Task objective
Rewrite the listing lines from the one holding "401, 1353, 422]" through the one holding "722, 1666, 743]", inclusive, replacing every "interactable" with "clickable" and leaving all else unchanged. Return only those lines.

Supplied information
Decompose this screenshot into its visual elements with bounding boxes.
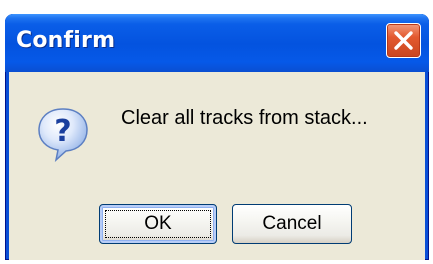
- close-button[interactable]: [386, 23, 421, 58]
- dialog-message: Clear all tracks from stack...: [121, 107, 368, 129]
- dialog-body: ? Clear all tracks from stack... OK Canc…: [9, 72, 425, 260]
- cancel-button[interactable]: Cancel: [232, 204, 352, 244]
- question-icon: ?: [38, 108, 88, 162]
- dialog-title: Confirm: [16, 28, 116, 53]
- ok-button[interactable]: OK: [99, 204, 217, 244]
- cancel-button-label: Cancel: [262, 213, 322, 234]
- title-bar[interactable]: Confirm: [5, 14, 429, 72]
- ok-button-label: OK: [144, 213, 172, 234]
- svg-text:?: ?: [54, 114, 71, 149]
- confirm-dialog: Confirm ? Clear all tracks from stack...…: [5, 14, 429, 260]
- close-icon: [394, 31, 413, 50]
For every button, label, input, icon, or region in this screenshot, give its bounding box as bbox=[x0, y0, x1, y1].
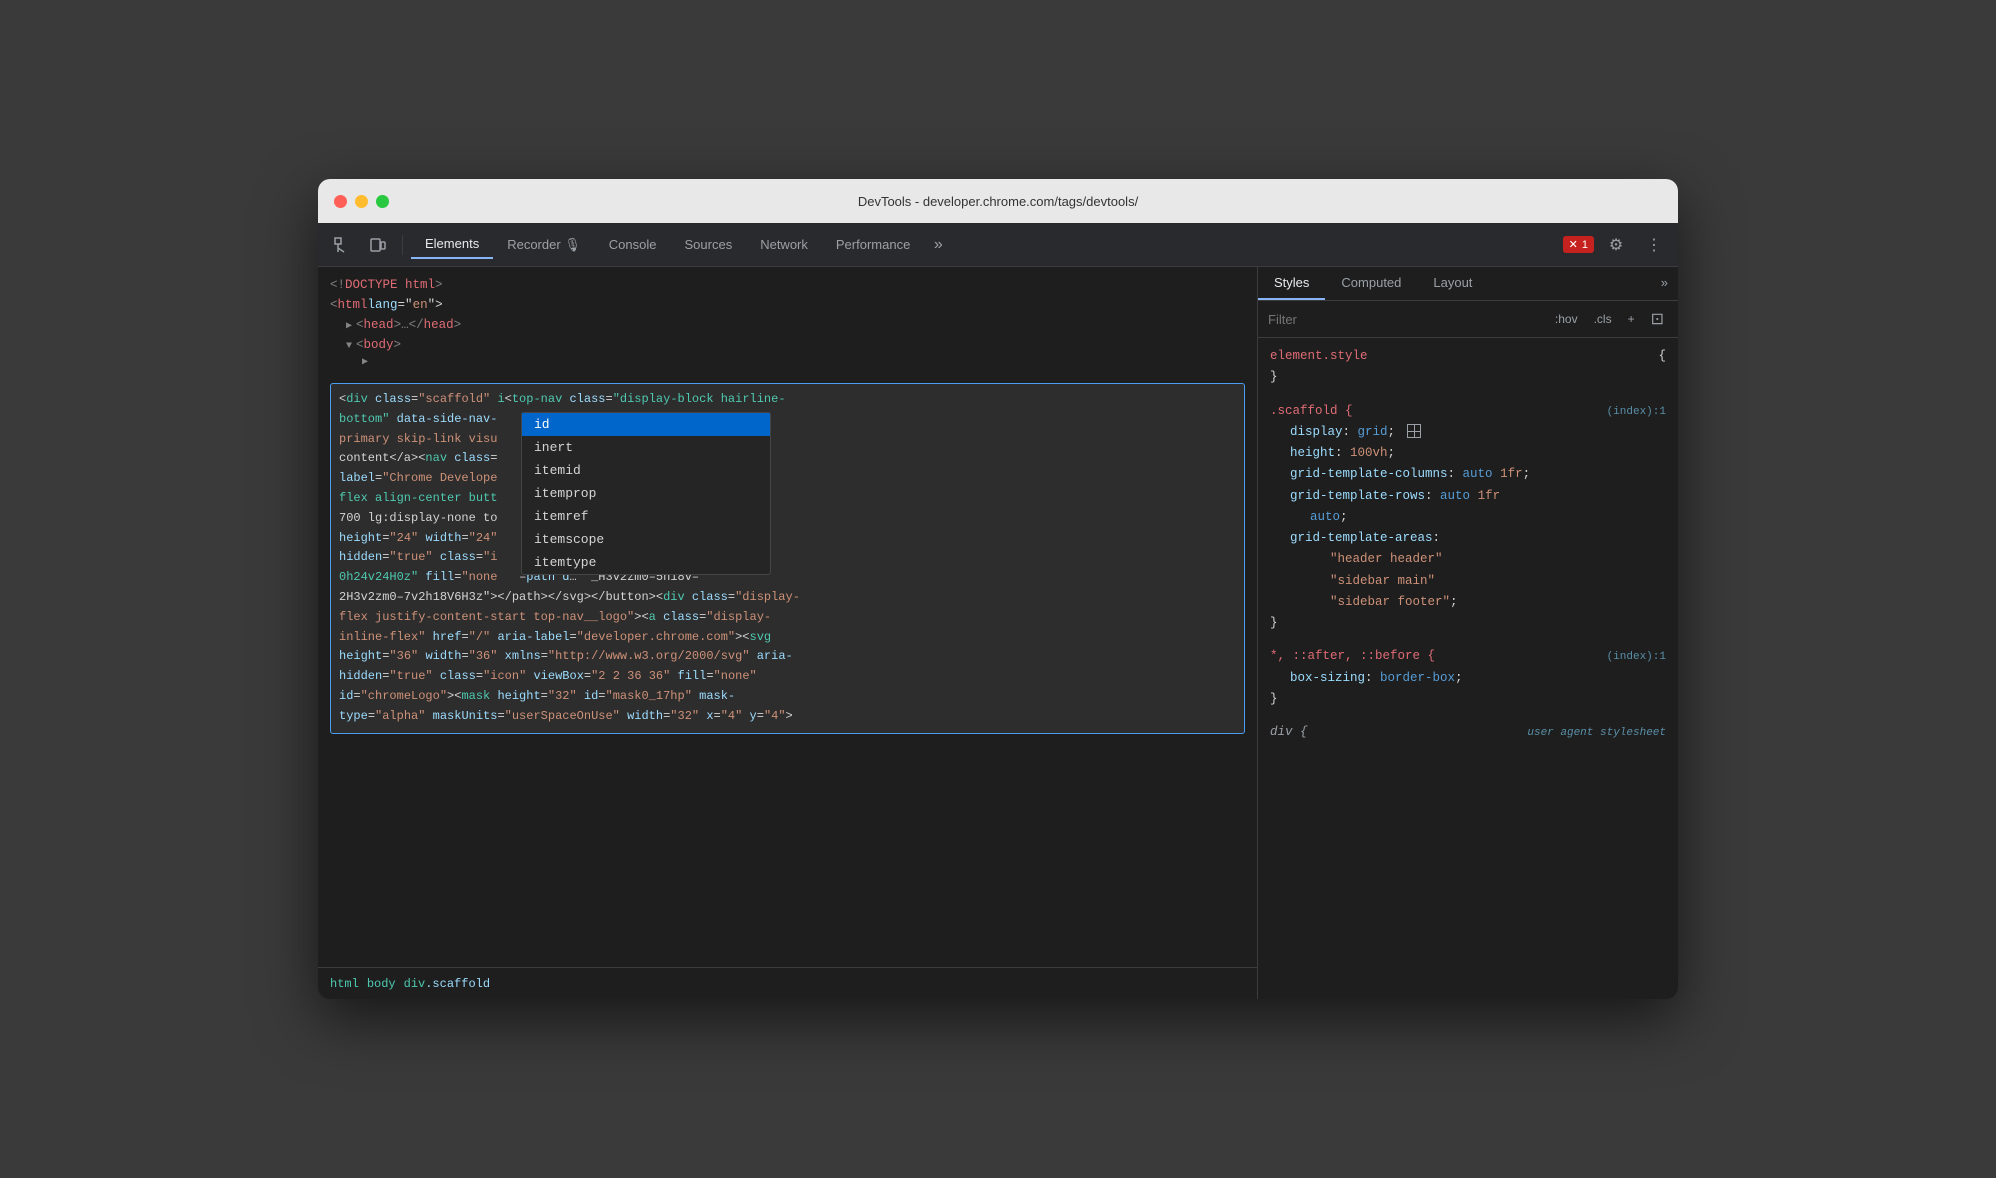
css-selector-scaffold: .scaffold { bbox=[1270, 401, 1353, 422]
tab-styles[interactable]: Styles bbox=[1258, 267, 1325, 300]
body-line[interactable]: ▼ <body> bbox=[330, 335, 1245, 355]
tab-performance[interactable]: Performance bbox=[822, 231, 924, 258]
autocomplete-item-inert[interactable]: inert bbox=[522, 436, 770, 459]
selected-code-block[interactable]: <div class="scaffold" i<top-nav class="d… bbox=[330, 383, 1245, 734]
more-options-button[interactable]: ⋮ bbox=[1638, 229, 1670, 261]
breadcrumb-body[interactable]: body bbox=[367, 977, 396, 991]
toolbar-right: ✕ 1 ⚙ ⋮ bbox=[1563, 229, 1670, 261]
window-title: DevTools - developer.chrome.com/tags/dev… bbox=[858, 194, 1138, 209]
device-toolbar-button[interactable] bbox=[362, 229, 394, 261]
autocomplete-item-id[interactable]: id bbox=[522, 413, 770, 436]
styles-tabs: Styles Computed Layout » bbox=[1258, 267, 1678, 301]
minimize-button[interactable] bbox=[355, 195, 368, 208]
autocomplete-item-itemref[interactable]: itemref bbox=[522, 505, 770, 528]
css-selector-element-style: element.style bbox=[1270, 346, 1368, 367]
devtools-toolbar: Elements Recorder 🎙 Console Sources Netw… bbox=[318, 223, 1678, 267]
error-icon: ✕ bbox=[1569, 238, 1578, 251]
tab-sources[interactable]: Sources bbox=[671, 231, 747, 258]
title-bar: DevTools - developer.chrome.com/tags/dev… bbox=[318, 179, 1678, 223]
devtools-main: <!DOCTYPE html> <html lang="en"> ▶ <head… bbox=[318, 267, 1678, 999]
css-source-ua: user agent stylesheet bbox=[1527, 724, 1666, 743]
html-tree: <!DOCTYPE html> <html lang="en"> ▶ <head… bbox=[318, 267, 1257, 379]
tab-computed[interactable]: Computed bbox=[1325, 267, 1417, 300]
hov-button[interactable]: :hov bbox=[1551, 310, 1582, 328]
toolbar-divider bbox=[402, 235, 403, 255]
autocomplete-item-itemtype[interactable]: itemtype bbox=[522, 551, 770, 574]
grid-icon[interactable] bbox=[1407, 424, 1421, 438]
css-rule-universal: *, ::after, ::before { (index):1 box-siz… bbox=[1270, 646, 1666, 710]
elements-panel: <!DOCTYPE html> <html lang="en"> ▶ <head… bbox=[318, 267, 1258, 999]
css-rule-div-ua: div { user agent stylesheet bbox=[1270, 722, 1666, 743]
more-tabs-button[interactable]: » bbox=[924, 231, 952, 259]
maximize-button[interactable] bbox=[376, 195, 389, 208]
settings-button[interactable]: ⚙ bbox=[1600, 229, 1632, 261]
tab-elements[interactable]: Elements bbox=[411, 230, 493, 259]
close-button[interactable] bbox=[334, 195, 347, 208]
autocomplete-item-itemprop[interactable]: itemprop bbox=[522, 482, 770, 505]
css-selector-universal: *, ::after, ::before { bbox=[1270, 646, 1435, 667]
css-rule-scaffold: .scaffold { (index):1 display: grid; hei… bbox=[1270, 401, 1666, 635]
tab-network[interactable]: Network bbox=[746, 231, 822, 258]
code-area[interactable]: <div class="scaffold" i<top-nav class="d… bbox=[318, 379, 1257, 967]
html-tag-line: <html lang="en"> bbox=[330, 295, 1245, 315]
css-source-universal[interactable]: (index):1 bbox=[1607, 648, 1666, 667]
devtools-window: DevTools - developer.chrome.com/tags/dev… bbox=[318, 179, 1678, 999]
body-child-arrow[interactable]: ▶ bbox=[330, 355, 1245, 371]
autocomplete-item-itemscope[interactable]: itemscope bbox=[522, 528, 770, 551]
code-content: <div class="scaffold" i<top-nav class="d… bbox=[339, 390, 1236, 727]
tab-layout[interactable]: Layout bbox=[1417, 267, 1488, 300]
add-style-button[interactable]: + bbox=[1624, 310, 1639, 328]
traffic-lights bbox=[334, 195, 389, 208]
element-picker-button[interactable] bbox=[326, 229, 358, 261]
css-rule-element-style: element.style { } bbox=[1270, 346, 1666, 389]
tab-recorder[interactable]: Recorder 🎙 bbox=[493, 231, 595, 259]
breadcrumb-scaffold[interactable]: div.scaffold bbox=[404, 977, 490, 991]
autocomplete-dropdown: id inert itemid itemprop itemref itemsco… bbox=[521, 412, 771, 575]
styles-panel: Styles Computed Layout » :hov .cls + ⊡ e… bbox=[1258, 267, 1678, 999]
styles-more-button[interactable]: » bbox=[1651, 267, 1678, 300]
head-line[interactable]: ▶ <head>…</head> bbox=[330, 315, 1245, 335]
breadcrumb-html[interactable]: html bbox=[330, 977, 359, 991]
tab-bar: Elements Recorder 🎙 Console Sources Netw… bbox=[411, 230, 1559, 259]
doctype-line: <!DOCTYPE html> bbox=[330, 275, 1245, 295]
styles-filter-bar: :hov .cls + ⊡ bbox=[1258, 301, 1678, 338]
refresh-button[interactable]: ⊡ bbox=[1647, 307, 1668, 331]
styles-content: element.style { } .scaffold { (index):1 bbox=[1258, 338, 1678, 999]
css-source-scaffold[interactable]: (index):1 bbox=[1607, 403, 1666, 422]
styles-filter-input[interactable] bbox=[1268, 312, 1543, 327]
autocomplete-item-itemid[interactable]: itemid bbox=[522, 459, 770, 482]
error-badge[interactable]: ✕ 1 bbox=[1563, 236, 1594, 253]
breadcrumb-bar: html body div.scaffold bbox=[318, 967, 1257, 999]
tab-console[interactable]: Console bbox=[595, 231, 671, 258]
error-count: 1 bbox=[1582, 239, 1588, 251]
css-selector-div: div { bbox=[1270, 722, 1308, 743]
cls-button[interactable]: .cls bbox=[1590, 310, 1616, 328]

Response
css-selector-scaffold: .scaffold { bbox=[1270, 401, 1353, 422]
tab-styles[clickable]: Styles bbox=[1258, 267, 1325, 300]
body-line[clickable]: ▼ <body> bbox=[330, 335, 1245, 355]
tab-performance[clickable]: Performance bbox=[822, 231, 924, 258]
autocomplete-item-inert[clickable]: inert bbox=[522, 436, 770, 459]
selected-code-block[clickable]: <div class="scaffold" i<top-nav class="d… bbox=[330, 383, 1245, 734]
more-options-button[clickable]: ⋮ bbox=[1638, 229, 1670, 261]
breadcrumb-body[clickable]: body bbox=[367, 977, 396, 991]
toolbar-right: ✕ 1 ⚙ ⋮ bbox=[1563, 229, 1670, 261]
window-title: DevTools - developer.chrome.com/tags/dev… bbox=[858, 194, 1138, 209]
device-toolbar-button[clickable] bbox=[362, 229, 394, 261]
autocomplete-item-id[clickable]: id bbox=[522, 413, 770, 436]
styles-tabs: Styles Computed Layout » bbox=[1258, 267, 1678, 301]
minimize-button[clickable] bbox=[355, 195, 368, 208]
autocomplete-item-itemref[clickable]: itemref bbox=[522, 505, 770, 528]
css-selector-element-style: element.style bbox=[1270, 346, 1368, 367]
devtools-toolbar: Elements Recorder 🎙 Console Sources Netw… bbox=[318, 223, 1678, 267]
error-icon: ✕ bbox=[1569, 238, 1578, 251]
tab-sources[clickable]: Sources bbox=[671, 231, 747, 258]
title-bar: DevTools - developer.chrome.com/tags/dev… bbox=[318, 179, 1678, 223]
devtools-main: <!DOCTYPE html> <html lang="en"> ▶ <head… bbox=[318, 267, 1678, 999]
css-source-ua: user agent stylesheet bbox=[1527, 724, 1666, 743]
html-tree: <!DOCTYPE html> <html lang="en"> ▶ <head… bbox=[318, 267, 1257, 379]
tab-computed[clickable]: Computed bbox=[1325, 267, 1417, 300]
hov-button[clickable]: :hov bbox=[1551, 310, 1582, 328]
toolbar-divider bbox=[402, 235, 403, 255]
autocomplete-item-itemtype[clickable]: itemtype bbox=[522, 551, 770, 574]
grid-icon[clickable] bbox=[1407, 424, 1421, 438]
css-rule-universal: *, ::after, ::before { (index):1 box-siz… bbox=[1270, 646, 1666, 710]
elements-panel: <!DOCTYPE html> <html lang="en"> ▶ <head… bbox=[318, 267, 1258, 999]
css-rule-div-ua: div { user agent stylesheet bbox=[1270, 722, 1666, 743]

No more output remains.